■ **Goal of the exercise**: Look over the entries that follow and work out how many lines contain "SPDR". State the number only.

■ **The records**:
■ ■ ■ ■
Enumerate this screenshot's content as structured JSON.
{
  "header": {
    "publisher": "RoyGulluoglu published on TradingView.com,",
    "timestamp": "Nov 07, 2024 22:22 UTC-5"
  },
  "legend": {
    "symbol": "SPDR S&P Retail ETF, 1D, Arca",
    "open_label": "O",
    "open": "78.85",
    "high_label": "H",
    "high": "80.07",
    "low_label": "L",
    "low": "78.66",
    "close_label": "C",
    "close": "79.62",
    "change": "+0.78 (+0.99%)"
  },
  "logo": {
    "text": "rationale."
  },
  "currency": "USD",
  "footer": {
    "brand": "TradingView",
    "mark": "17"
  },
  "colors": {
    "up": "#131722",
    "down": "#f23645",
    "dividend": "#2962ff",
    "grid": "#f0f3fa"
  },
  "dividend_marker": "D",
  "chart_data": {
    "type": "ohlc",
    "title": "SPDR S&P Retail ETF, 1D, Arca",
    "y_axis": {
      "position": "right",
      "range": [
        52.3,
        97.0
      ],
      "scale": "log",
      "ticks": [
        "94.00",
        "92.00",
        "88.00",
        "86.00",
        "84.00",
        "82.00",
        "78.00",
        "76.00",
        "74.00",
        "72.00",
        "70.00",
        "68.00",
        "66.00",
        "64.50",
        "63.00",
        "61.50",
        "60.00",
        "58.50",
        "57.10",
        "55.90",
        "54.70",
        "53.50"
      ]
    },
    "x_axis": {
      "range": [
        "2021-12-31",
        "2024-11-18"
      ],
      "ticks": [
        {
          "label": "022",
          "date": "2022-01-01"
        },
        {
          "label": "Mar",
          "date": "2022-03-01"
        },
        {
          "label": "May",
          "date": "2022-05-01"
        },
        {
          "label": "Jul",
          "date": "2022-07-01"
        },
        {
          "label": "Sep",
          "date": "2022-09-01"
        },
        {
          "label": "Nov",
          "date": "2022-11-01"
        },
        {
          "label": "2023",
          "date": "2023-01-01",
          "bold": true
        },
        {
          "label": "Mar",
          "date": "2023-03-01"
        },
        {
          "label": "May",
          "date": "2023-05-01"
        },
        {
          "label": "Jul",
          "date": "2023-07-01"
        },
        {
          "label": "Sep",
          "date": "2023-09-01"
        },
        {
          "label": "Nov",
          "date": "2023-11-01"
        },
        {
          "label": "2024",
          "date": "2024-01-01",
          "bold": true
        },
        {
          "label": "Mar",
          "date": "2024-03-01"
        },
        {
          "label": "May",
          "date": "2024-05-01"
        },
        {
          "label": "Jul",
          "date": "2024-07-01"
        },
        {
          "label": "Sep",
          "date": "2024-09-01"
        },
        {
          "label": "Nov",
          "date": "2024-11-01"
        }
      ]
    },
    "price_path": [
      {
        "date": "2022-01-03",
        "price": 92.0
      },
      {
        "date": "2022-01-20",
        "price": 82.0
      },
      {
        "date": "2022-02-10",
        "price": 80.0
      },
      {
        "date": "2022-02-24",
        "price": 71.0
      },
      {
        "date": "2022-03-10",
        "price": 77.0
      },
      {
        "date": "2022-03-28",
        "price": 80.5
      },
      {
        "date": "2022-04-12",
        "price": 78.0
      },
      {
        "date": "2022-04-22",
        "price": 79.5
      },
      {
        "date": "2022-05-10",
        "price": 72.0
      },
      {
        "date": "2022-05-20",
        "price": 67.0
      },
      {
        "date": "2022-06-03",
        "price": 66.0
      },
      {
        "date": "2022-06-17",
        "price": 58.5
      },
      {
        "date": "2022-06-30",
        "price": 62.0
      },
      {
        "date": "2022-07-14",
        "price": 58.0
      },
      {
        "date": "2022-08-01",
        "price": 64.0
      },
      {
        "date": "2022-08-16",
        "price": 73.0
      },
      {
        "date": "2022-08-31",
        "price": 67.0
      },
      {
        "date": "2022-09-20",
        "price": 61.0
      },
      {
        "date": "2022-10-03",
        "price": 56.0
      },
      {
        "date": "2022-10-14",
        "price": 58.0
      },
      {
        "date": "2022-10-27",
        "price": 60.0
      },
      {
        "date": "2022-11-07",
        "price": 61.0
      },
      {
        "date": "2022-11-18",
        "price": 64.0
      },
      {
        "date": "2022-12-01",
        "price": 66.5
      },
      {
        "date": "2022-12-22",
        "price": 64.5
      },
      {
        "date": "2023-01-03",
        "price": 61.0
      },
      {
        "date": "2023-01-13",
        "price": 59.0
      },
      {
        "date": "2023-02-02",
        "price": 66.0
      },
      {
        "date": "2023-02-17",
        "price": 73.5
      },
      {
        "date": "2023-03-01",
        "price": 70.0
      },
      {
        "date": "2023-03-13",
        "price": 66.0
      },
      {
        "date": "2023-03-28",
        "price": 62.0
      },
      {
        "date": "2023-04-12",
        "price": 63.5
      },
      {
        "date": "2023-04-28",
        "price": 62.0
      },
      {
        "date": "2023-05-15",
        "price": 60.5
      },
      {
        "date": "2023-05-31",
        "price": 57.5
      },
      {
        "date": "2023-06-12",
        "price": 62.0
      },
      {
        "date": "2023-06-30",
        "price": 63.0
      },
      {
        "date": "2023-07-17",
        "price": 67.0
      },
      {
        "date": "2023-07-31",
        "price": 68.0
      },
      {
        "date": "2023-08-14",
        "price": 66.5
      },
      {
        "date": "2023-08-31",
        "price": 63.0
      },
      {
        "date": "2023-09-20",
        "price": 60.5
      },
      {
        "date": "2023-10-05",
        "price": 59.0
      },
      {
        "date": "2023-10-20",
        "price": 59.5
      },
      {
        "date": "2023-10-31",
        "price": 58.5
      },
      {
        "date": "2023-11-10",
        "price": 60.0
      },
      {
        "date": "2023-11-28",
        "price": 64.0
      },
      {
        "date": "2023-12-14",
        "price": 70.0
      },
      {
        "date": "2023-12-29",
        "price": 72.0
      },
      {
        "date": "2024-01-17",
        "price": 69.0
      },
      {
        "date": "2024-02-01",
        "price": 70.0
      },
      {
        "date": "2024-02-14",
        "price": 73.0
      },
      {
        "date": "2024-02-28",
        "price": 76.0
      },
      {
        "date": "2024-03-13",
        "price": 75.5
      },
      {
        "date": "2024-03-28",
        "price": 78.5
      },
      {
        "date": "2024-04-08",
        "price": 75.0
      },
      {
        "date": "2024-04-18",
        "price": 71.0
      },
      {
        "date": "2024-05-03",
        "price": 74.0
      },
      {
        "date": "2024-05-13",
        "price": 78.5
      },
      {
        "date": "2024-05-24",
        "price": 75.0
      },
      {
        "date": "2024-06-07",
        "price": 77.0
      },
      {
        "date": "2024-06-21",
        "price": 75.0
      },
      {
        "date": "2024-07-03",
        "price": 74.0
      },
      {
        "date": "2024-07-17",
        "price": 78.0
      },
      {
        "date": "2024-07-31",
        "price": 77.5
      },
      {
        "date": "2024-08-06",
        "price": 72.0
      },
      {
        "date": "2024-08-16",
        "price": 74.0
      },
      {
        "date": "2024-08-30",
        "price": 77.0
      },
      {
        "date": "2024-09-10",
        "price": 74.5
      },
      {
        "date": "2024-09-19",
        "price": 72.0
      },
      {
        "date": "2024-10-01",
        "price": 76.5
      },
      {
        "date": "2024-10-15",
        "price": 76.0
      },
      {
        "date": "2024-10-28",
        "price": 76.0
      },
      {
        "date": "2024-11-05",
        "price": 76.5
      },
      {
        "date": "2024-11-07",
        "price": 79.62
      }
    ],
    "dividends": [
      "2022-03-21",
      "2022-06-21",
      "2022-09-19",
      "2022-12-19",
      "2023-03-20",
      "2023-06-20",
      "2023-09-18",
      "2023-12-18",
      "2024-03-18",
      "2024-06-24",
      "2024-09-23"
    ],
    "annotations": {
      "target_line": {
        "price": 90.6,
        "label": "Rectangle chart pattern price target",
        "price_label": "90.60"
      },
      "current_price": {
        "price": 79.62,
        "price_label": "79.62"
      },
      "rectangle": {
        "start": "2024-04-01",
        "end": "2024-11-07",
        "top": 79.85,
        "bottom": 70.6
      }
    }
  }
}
■ ■ ■ ■
■ **Written reply**: 2